» **What to work on**: Copy the records below exactly, leaving out every picture.

» **Extracted material**:
━━━━━━━━━━━━━━━━━━━━━━━━━━━━━━
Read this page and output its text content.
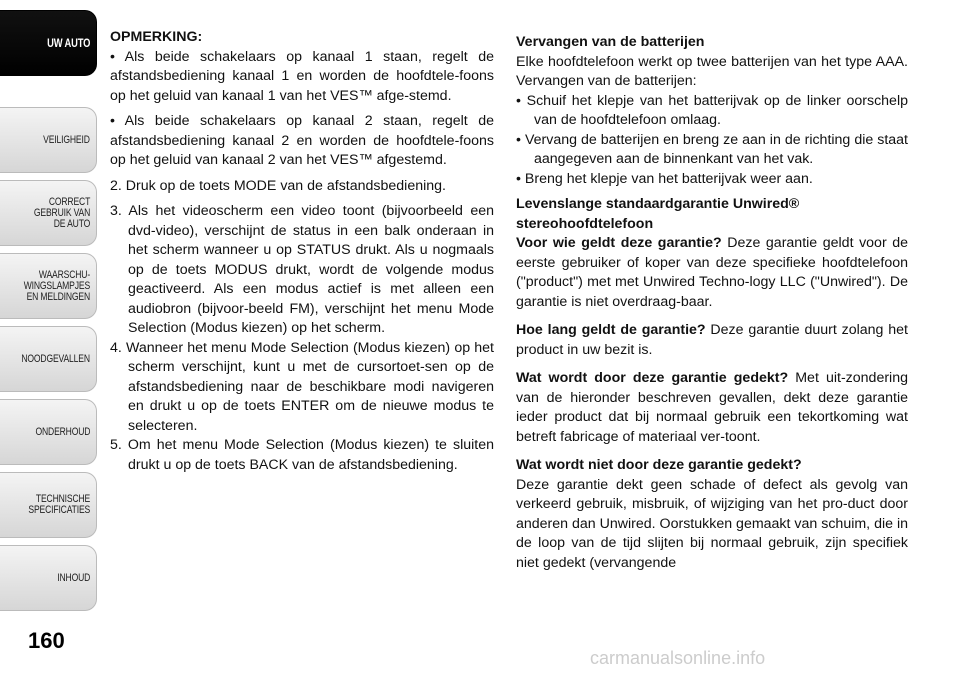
UW AUTO
VEILIGHEID
CORRECT
GEBRUIK VAN
DE AUTO
WAARSCHU-
WINGSLAMPJES
EN MELDINGEN
NOODGEVALLEN
ONDERHOUD
TECHNISCHE
SPECIFICATIES
INHOUD
160

OPMERKING:

• Als beide schakelaars op kanaal 1 staan, regelt de afstandsbediening kanaal 1 en worden de hoofdtele-foons op het geluid van kanaal 1 van het VES™ afge-stemd.

• Als beide schakelaars op kanaal 2 staan, regelt de afstandsbediening kanaal 2 en worden de hoofdtele-foons op het geluid van kanaal 2 van het VES™ afgestemd.

2. Druk op de toets MODE van de afstandsbediening.

3. Als het videoscherm een video toont (bijvoorbeeld een dvd-video), verschijnt de status in een balk onderaan in het scherm wanneer u op STATUS drukt. Als u nogmaals op de toets MODUS drukt, wordt de volgende modus geactiveerd. Als een modus actief is met alleen een audiobron (bijvoor-beeld FM), verschijnt het menu Mode Selection (Modus kiezen) op het scherm.

4. Wanneer het menu Mode Selection (Modus kiezen) op het scherm verschijnt, kunt u met de cursortoet-sen op de afstandsbediening naar de beschikbare modi navigeren en drukt u op de toets ENTER om de nieuwe modus te selecteren.

5. Om het menu Mode Selection (Modus kiezen) te sluiten drukt u op de toets BACK van de afstandsbediening.

Vervangen van de batterijen

Elke hoofdtelefoon werkt op twee batterijen van het type AAA. Vervangen van de batterijen:

• Schuif het klepje van het batterijvak op de linker oorschelp van de hoofdtelefoon omlaag.

• Vervang de batterijen en breng ze aan in de richting die staat aangegeven aan de binnenkant van het vak.

• Breng het klepje van het batterijvak weer aan.

Levenslange standaardgarantie Unwired®

stereohoofdtelefoon

Voor wie geldt deze garantie? Deze garantie geldt voor de eerste gebruiker of koper van deze specifieke hoofdtelefoon ("product") met met Unwired Techno-logy LLC ("Unwired"). De garantie is niet overdraag-baar.

Hoe lang geldt de garantie? Deze garantie duurt zolang het product in uw bezit is.

Wat wordt door deze garantie gedekt? Met uit-zondering van de hieronder beschreven gevallen, dekt deze garantie ieder product dat bij normaal gebruik een tekortkoming wat betreft fabricage of materiaal ver-toont.

Wat wordt niet door deze garantie gedekt?

Deze garantie dekt geen schade of defect als gevolg van verkeerd gebruik, misbruik, of wijziging van het pro-duct door anderen dan Unwired. Oorstukken gemaakt van schuim, die in de loop van de tijd slijten bij normaal gebruik, zijn specifiek niet gedekt (vervangende

carmanualsonline.info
━━━━━━━━━━━━━━━━━━━━━━━━━━━━━━
» **Solution**:
Read this page and output its text content.
UW AUTO
VEILIGHEID
CORRECT
GEBRUIK VAN
DE AUTO
WAARSCHU-
WINGSLAMPJES
EN MELDINGEN
NOODGEVALLEN
ONDERHOUD
TECHNISCHE
SPECIFICATIES
INHOUD
160

OPMERKING:

• Als beide schakelaars op kanaal 1 staan, regelt de afstandsbediening kanaal 1 en worden de hoofdtele-foons op het geluid van kanaal 1 van het VES™ afge-stemd.

• Als beide schakelaars op kanaal 2 staan, regelt de afstandsbediening kanaal 2 en worden de hoofdtele-foons op het geluid van kanaal 2 van het VES™ afgestemd.

2. Druk op de toets MODE van de afstandsbediening.

3. Als het videoscherm een video toont (bijvoorbeeld een dvd-video), verschijnt de status in een balk onderaan in het scherm wanneer u op STATUS drukt. Als u nogmaals op de toets MODUS drukt, wordt de volgende modus geactiveerd. Als een modus actief is met alleen een audiobron (bijvoor-beeld FM), verschijnt het menu Mode Selection (Modus kiezen) op het scherm.

4. Wanneer het menu Mode Selection (Modus kiezen) op het scherm verschijnt, kunt u met de cursortoet-sen op de afstandsbediening naar de beschikbare modi navigeren en drukt u op de toets ENTER om de nieuwe modus te selecteren.

5. Om het menu Mode Selection (Modus kiezen) te sluiten drukt u op de toets BACK van de afstandsbediening.

Vervangen van de batterijen

Elke hoofdtelefoon werkt op twee batterijen van het type AAA. Vervangen van de batterijen:

• Schuif het klepje van het batterijvak op de linker oorschelp van de hoofdtelefoon omlaag.

• Vervang de batterijen en breng ze aan in de richting die staat aangegeven aan de binnenkant van het vak.

• Breng het klepje van het batterijvak weer aan.

Levenslange standaardgarantie Unwired®

stereohoofdtelefoon

Voor wie geldt deze garantie? Deze garantie geldt voor de eerste gebruiker of koper van deze specifieke hoofdtelefoon ("product") met met Unwired Techno-logy LLC ("Unwired"). De garantie is niet overdraag-baar.

Hoe lang geldt de garantie? Deze garantie duurt zolang het product in uw bezit is.

Wat wordt door deze garantie gedekt? Met uit-zondering van de hieronder beschreven gevallen, dekt deze garantie ieder product dat bij normaal gebruik een tekortkoming wat betreft fabricage of materiaal ver-toont.

Wat wordt niet door deze garantie gedekt?

Deze garantie dekt geen schade of defect als gevolg van verkeerd gebruik, misbruik, of wijziging van het pro-duct door anderen dan Unwired. Oorstukken gemaakt van schuim, die in de loop van de tijd slijten bij normaal gebruik, zijn specifiek niet gedekt (vervangende

carmanualsonline.info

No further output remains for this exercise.